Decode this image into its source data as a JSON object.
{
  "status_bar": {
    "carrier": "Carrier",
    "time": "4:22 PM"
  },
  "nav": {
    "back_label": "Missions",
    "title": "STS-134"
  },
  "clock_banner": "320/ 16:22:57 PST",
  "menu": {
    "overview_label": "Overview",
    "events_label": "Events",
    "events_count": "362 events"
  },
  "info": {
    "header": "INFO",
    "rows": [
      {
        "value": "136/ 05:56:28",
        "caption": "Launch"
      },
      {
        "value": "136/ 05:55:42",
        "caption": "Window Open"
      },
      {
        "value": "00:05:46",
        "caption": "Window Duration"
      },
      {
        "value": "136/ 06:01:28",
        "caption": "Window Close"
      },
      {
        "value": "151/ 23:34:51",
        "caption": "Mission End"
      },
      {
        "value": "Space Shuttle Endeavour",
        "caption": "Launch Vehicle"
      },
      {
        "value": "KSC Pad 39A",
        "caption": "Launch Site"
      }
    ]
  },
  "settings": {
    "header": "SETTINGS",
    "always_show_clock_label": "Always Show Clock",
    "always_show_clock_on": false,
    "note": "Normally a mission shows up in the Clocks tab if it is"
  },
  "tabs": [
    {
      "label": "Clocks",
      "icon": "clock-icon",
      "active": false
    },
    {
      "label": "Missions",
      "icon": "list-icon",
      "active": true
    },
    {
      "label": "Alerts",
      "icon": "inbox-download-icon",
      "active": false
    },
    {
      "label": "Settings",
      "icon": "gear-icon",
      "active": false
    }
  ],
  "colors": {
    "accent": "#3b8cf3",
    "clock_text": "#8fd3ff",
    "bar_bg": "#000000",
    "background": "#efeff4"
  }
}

::::::::

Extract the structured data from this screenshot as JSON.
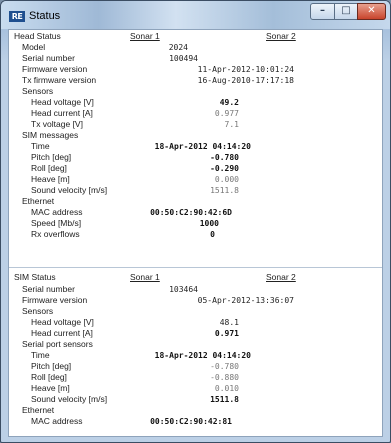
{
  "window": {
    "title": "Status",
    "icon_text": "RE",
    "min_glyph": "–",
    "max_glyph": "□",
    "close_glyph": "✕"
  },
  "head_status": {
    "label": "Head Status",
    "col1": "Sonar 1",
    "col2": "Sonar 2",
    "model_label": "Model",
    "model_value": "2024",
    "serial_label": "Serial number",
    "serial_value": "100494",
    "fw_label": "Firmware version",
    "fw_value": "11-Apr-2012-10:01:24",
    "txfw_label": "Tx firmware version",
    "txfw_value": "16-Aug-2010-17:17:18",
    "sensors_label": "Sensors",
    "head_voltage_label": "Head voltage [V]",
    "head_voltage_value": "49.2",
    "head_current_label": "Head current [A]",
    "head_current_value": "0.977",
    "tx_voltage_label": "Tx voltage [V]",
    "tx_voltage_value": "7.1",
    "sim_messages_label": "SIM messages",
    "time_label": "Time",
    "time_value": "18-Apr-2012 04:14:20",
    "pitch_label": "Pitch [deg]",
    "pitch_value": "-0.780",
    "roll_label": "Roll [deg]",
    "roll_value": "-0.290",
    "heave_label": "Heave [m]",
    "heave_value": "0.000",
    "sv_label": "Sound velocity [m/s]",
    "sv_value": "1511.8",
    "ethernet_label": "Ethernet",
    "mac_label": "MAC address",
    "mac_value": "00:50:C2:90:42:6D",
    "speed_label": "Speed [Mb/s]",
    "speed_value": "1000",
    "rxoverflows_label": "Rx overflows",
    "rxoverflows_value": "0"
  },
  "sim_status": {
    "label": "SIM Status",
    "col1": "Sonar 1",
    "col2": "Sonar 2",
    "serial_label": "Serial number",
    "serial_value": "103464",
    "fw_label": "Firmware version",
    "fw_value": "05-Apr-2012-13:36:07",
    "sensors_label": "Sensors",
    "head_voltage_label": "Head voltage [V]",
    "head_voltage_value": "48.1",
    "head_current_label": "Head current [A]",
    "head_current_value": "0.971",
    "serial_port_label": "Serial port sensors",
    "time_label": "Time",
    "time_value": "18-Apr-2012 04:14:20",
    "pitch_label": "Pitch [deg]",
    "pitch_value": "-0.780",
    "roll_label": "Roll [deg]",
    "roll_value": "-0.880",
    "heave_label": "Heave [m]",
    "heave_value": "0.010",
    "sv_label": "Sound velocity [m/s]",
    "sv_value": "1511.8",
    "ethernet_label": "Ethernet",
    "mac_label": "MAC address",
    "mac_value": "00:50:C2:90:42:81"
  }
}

::::::::

| Objective |
What is the number of lines in this listing that contain the word "data"? Answer with that number and nothing else.

| Exercise result |
2